[Records from a collection of figures]
---------------

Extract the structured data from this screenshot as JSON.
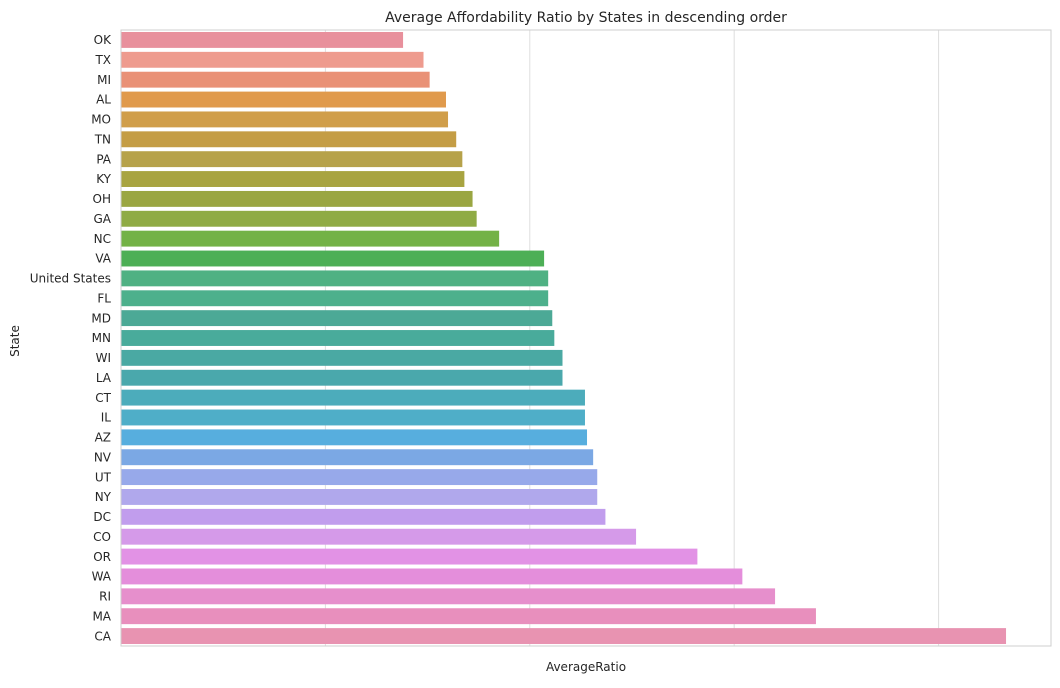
{
  "chart_data": {
    "type": "bar",
    "orientation": "horizontal",
    "title": "Average Affordability Ratio by States in descending order",
    "xlabel": "AverageRatio",
    "ylabel": "State",
    "grid": true,
    "x_tick_labels": [],
    "xlim": [
      0,
      4.55
    ],
    "x_gridlines": [
      1,
      2,
      3,
      4
    ],
    "categories": [
      "OK",
      "TX",
      "MI",
      "AL",
      "MO",
      "TN",
      "PA",
      "KY",
      "OH",
      "GA",
      "NC",
      "VA",
      "United States",
      "FL",
      "MD",
      "MN",
      "WI",
      "LA",
      "CT",
      "IL",
      "AZ",
      "NV",
      "UT",
      "NY",
      "DC",
      "CO",
      "OR",
      "WA",
      "RI",
      "MA",
      "CA"
    ],
    "values": [
      1.38,
      1.48,
      1.51,
      1.59,
      1.6,
      1.64,
      1.67,
      1.68,
      1.72,
      1.74,
      1.85,
      2.07,
      2.09,
      2.09,
      2.11,
      2.12,
      2.16,
      2.16,
      2.27,
      2.27,
      2.28,
      2.31,
      2.33,
      2.33,
      2.37,
      2.52,
      2.82,
      3.04,
      3.2,
      3.4,
      4.33
    ],
    "colors": [
      "#e8909c",
      "#ee9b8e",
      "#e99176",
      "#e09a4c",
      "#d09e4a",
      "#c49d45",
      "#b6a24a",
      "#a8a441",
      "#9aa642",
      "#8fab45",
      "#73b246",
      "#4daf56",
      "#4fb183",
      "#4db08c",
      "#4ca996",
      "#49ab9b",
      "#4aa9a3",
      "#4aa8ac",
      "#4cacbb",
      "#4faec8",
      "#57aede",
      "#7ba8e4",
      "#97a9ea",
      "#b0a8ec",
      "#c19ded",
      "#d59ae9",
      "#e292e5",
      "#e48edb",
      "#e68fcc",
      "#e88fbd",
      "#e893b1"
    ]
  }
}
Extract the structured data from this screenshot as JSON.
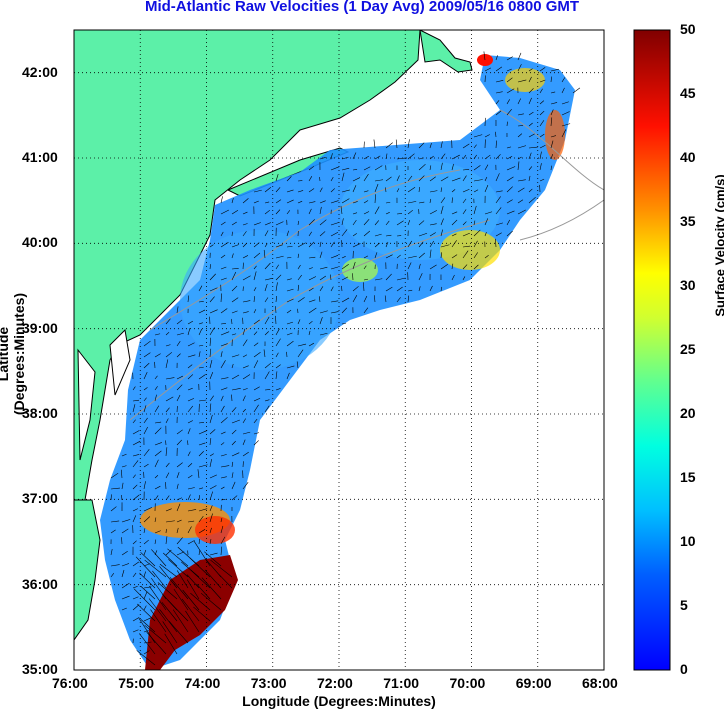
{
  "title": "Mid-Atlantic Raw Velocities (1 Day Avg) 2009/05/16 0800 GMT",
  "map": {
    "x_axis_label": "Longitude (Degrees:Minutes)",
    "y_axis_label": "Latitude (Degrees:Minutes)",
    "lon_ticks": [
      "76:00",
      "75:00",
      "74:00",
      "73:00",
      "72:00",
      "71:00",
      "70:00",
      "69:00",
      "68:00"
    ],
    "lat_ticks": [
      "42:00",
      "41:00",
      "40:00",
      "39:00",
      "38:00",
      "37:00",
      "36:00",
      "35:00"
    ],
    "lon_range": [
      -76,
      -68
    ],
    "lat_range": [
      35,
      42.5
    ],
    "land_color": "#5cf0a8",
    "grid": "dotted"
  },
  "colorbar": {
    "label": "Surface Velocity (cm/s)",
    "ticks": [
      "50",
      "45",
      "40",
      "35",
      "30",
      "25",
      "20",
      "15",
      "10",
      "5",
      "0"
    ],
    "range": [
      0,
      50
    ],
    "colormap": "jet"
  }
}
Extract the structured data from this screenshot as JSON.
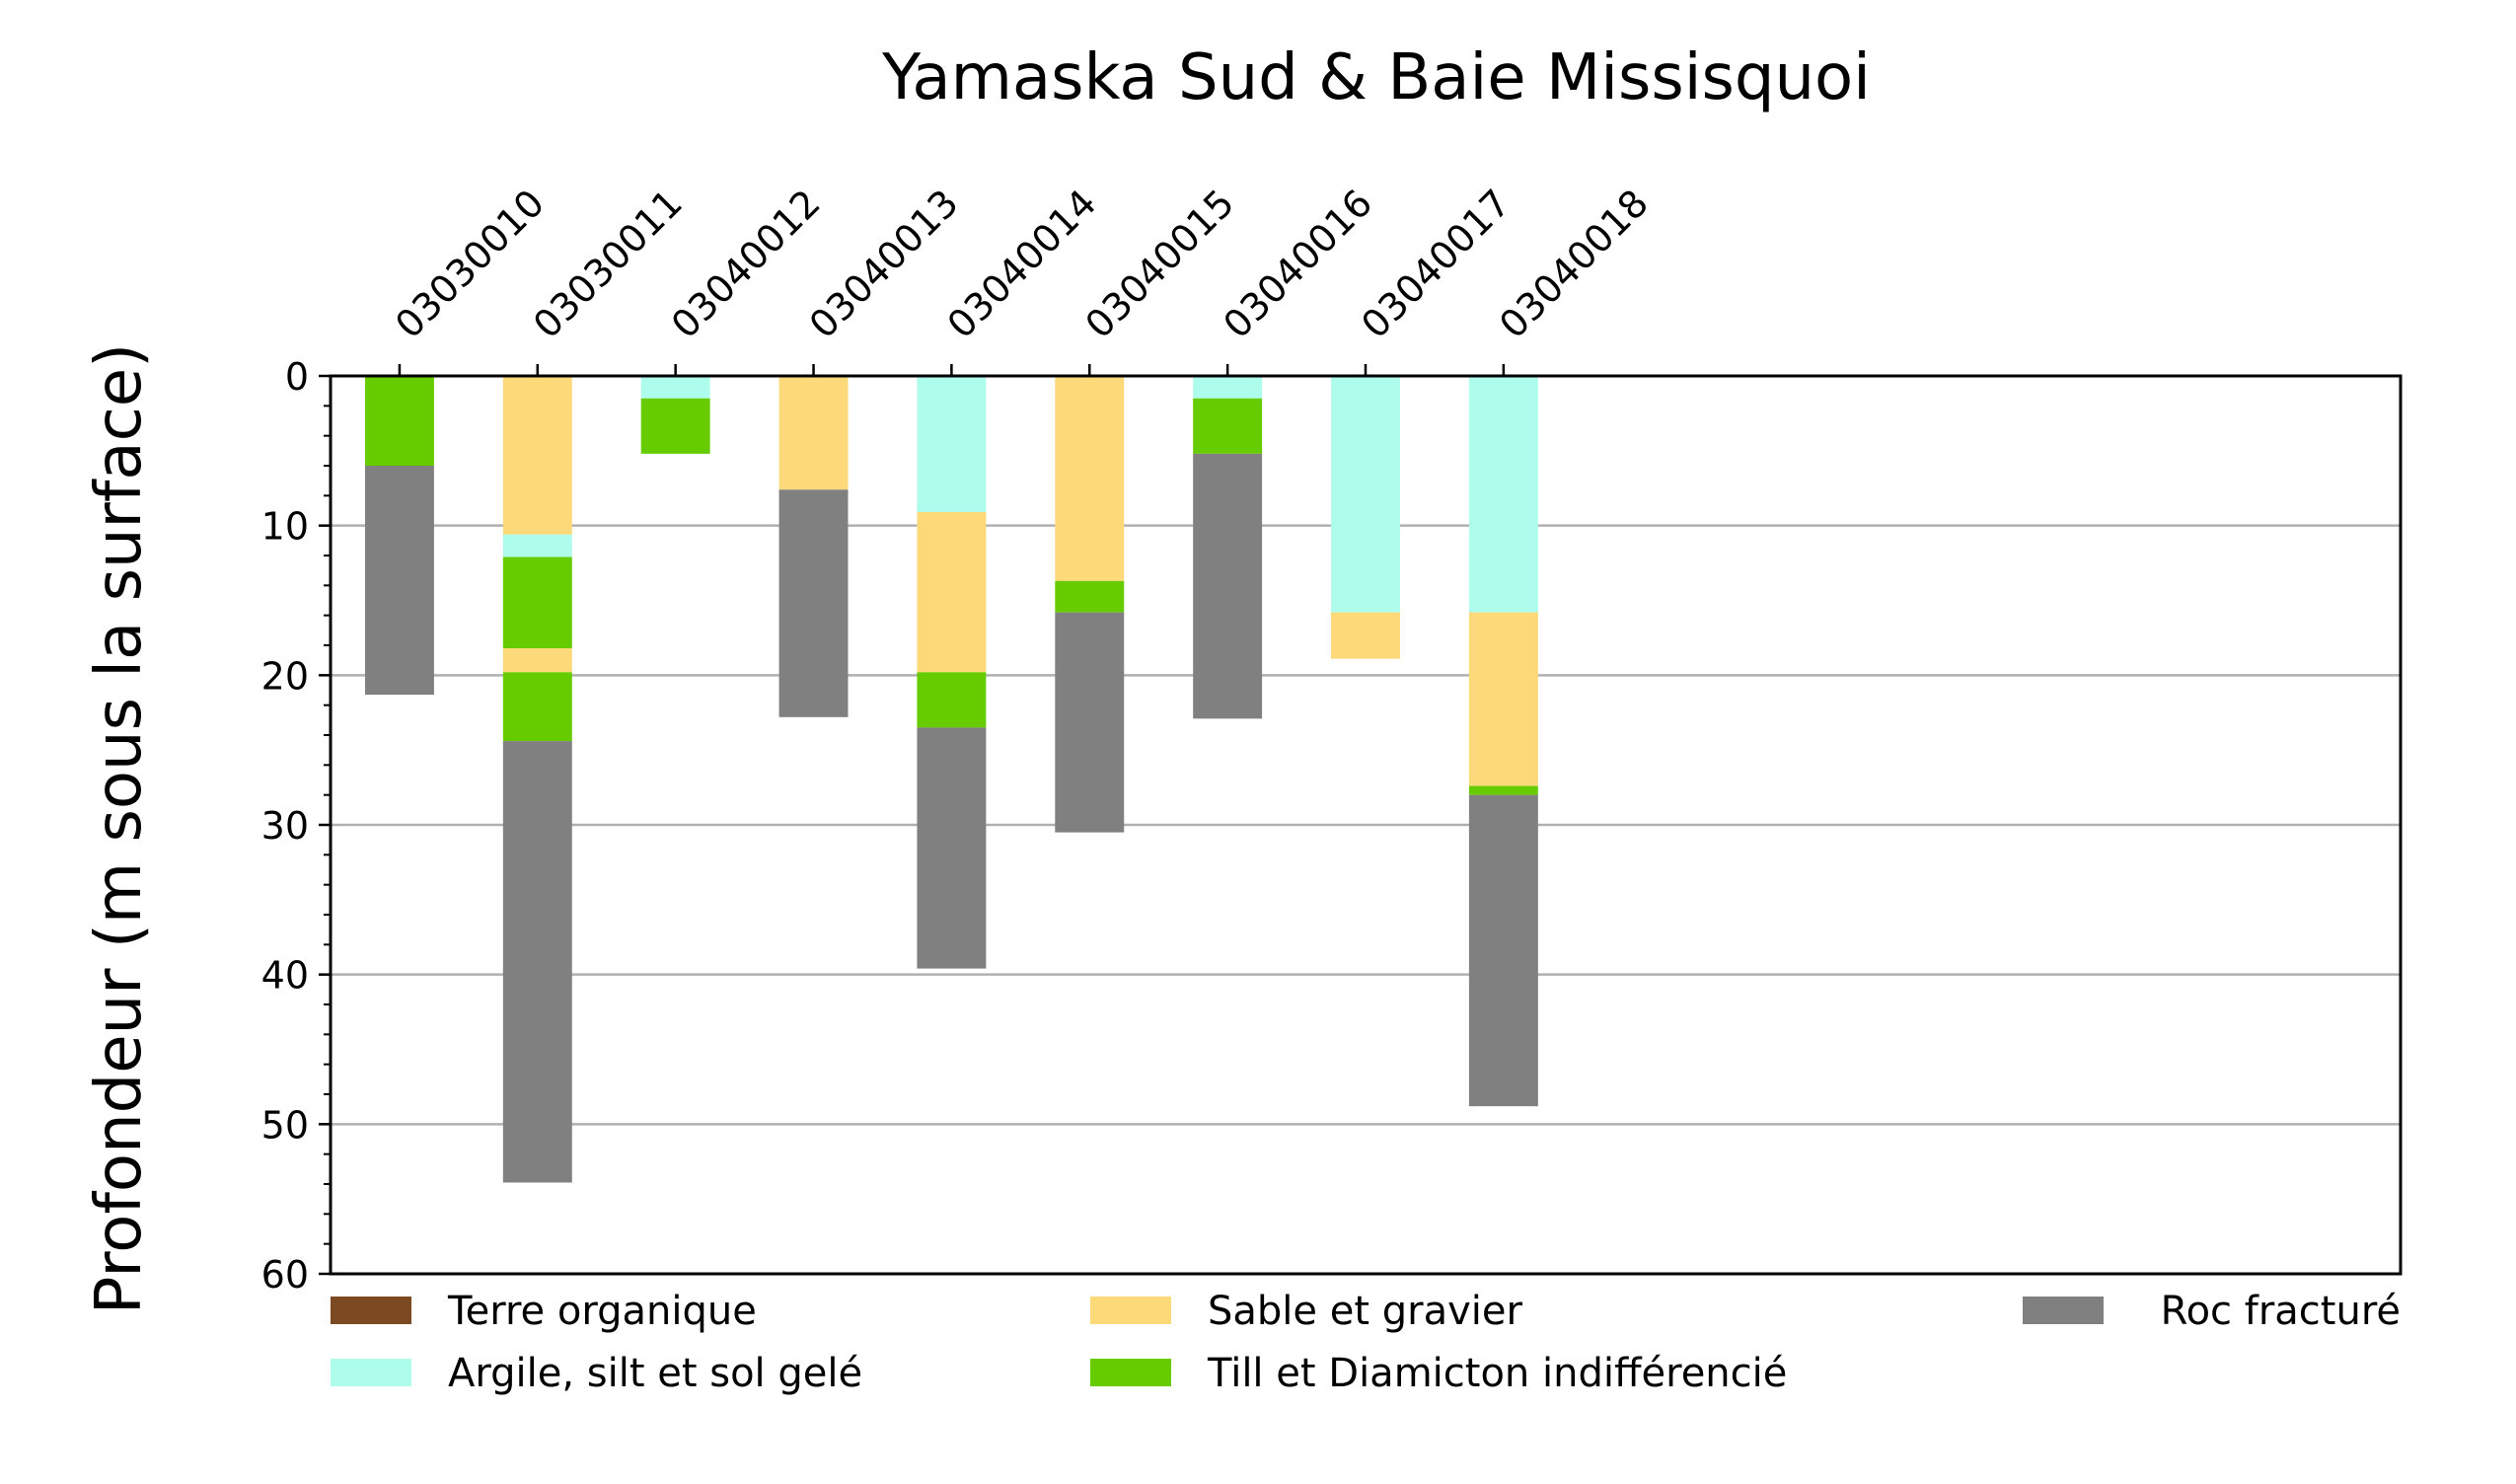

---------------

Using the material above, return every line exactly as it appears, minus the pictures.

## Result below:
Extract the structured data from this screenshot as JSON.
{
  "chart_data": {
    "type": "bar",
    "orientation": "horizontal",
    "title": "Average Affordability Ratio by States in descending order",
    "xlabel": "AverageRatio",
    "ylabel": "State",
    "grid": true,
    "x_tick_labels": [],
    "xlim": [
      0,
      4.55
    ],
    "x_gridlines": [
      1,
      2,
      3,
      4
    ],
    "categories": [
      "OK",
      "TX",
      "MI",
      "AL",
      "MO",
      "TN",
      "PA",
      "KY",
      "OH",
      "GA",
      "NC",
      "VA",
      "United States",
      "FL",
      "MD",
      "MN",
      "WI",
      "LA",
      "CT",
      "IL",
      "AZ",
      "NV",
      "UT",
      "NY",
      "DC",
      "CO",
      "OR",
      "WA",
      "RI",
      "MA",
      "CA"
    ],
    "values": [
      1.38,
      1.48,
      1.51,
      1.59,
      1.6,
      1.64,
      1.67,
      1.68,
      1.72,
      1.74,
      1.85,
      2.07,
      2.09,
      2.09,
      2.11,
      2.12,
      2.16,
      2.16,
      2.27,
      2.27,
      2.28,
      2.31,
      2.33,
      2.33,
      2.37,
      2.52,
      2.82,
      3.04,
      3.2,
      3.4,
      4.33
    ],
    "colors": [
      "#e8909c",
      "#ee9b8e",
      "#e99176",
      "#e09a4c",
      "#d09e4a",
      "#c49d45",
      "#b6a24a",
      "#a8a441",
      "#9aa642",
      "#8fab45",
      "#73b246",
      "#4daf56",
      "#4fb183",
      "#4db08c",
      "#4ca996",
      "#49ab9b",
      "#4aa9a3",
      "#4aa8ac",
      "#4cacbb",
      "#4faec8",
      "#57aede",
      "#7ba8e4",
      "#97a9ea",
      "#b0a8ec",
      "#c19ded",
      "#d59ae9",
      "#e292e5",
      "#e48edb",
      "#e68fcc",
      "#e88fbd",
      "#e893b1"
    ]
  }
}
Extract the structured data from this screenshot as JSON.
{
  "title": "Mid-Atlantic Raw Velocities (1 Day Avg) 2009/05/16 0800 GMT",
  "map": {
    "x_axis_label": "Longitude (Degrees:Minutes)",
    "y_axis_label": "Latitude (Degrees:Minutes)",
    "lon_ticks": [
      "76:00",
      "75:00",
      "74:00",
      "73:00",
      "72:00",
      "71:00",
      "70:00",
      "69:00",
      "68:00"
    ],
    "lat_ticks": [
      "42:00",
      "41:00",
      "40:00",
      "39:00",
      "38:00",
      "37:00",
      "36:00",
      "35:00"
    ],
    "lon_range": [
      -76,
      -68
    ],
    "lat_range": [
      35,
      42.5
    ],
    "land_color": "#5cf0a8",
    "grid": "dotted"
  },
  "colorbar": {
    "label": "Surface Velocity (cm/s)",
    "ticks": [
      "50",
      "45",
      "40",
      "35",
      "30",
      "25",
      "20",
      "15",
      "10",
      "5",
      "0"
    ],
    "range": [
      0,
      50
    ],
    "colormap": "jet"
  }
}
Extract the structured data from this screenshot as JSON.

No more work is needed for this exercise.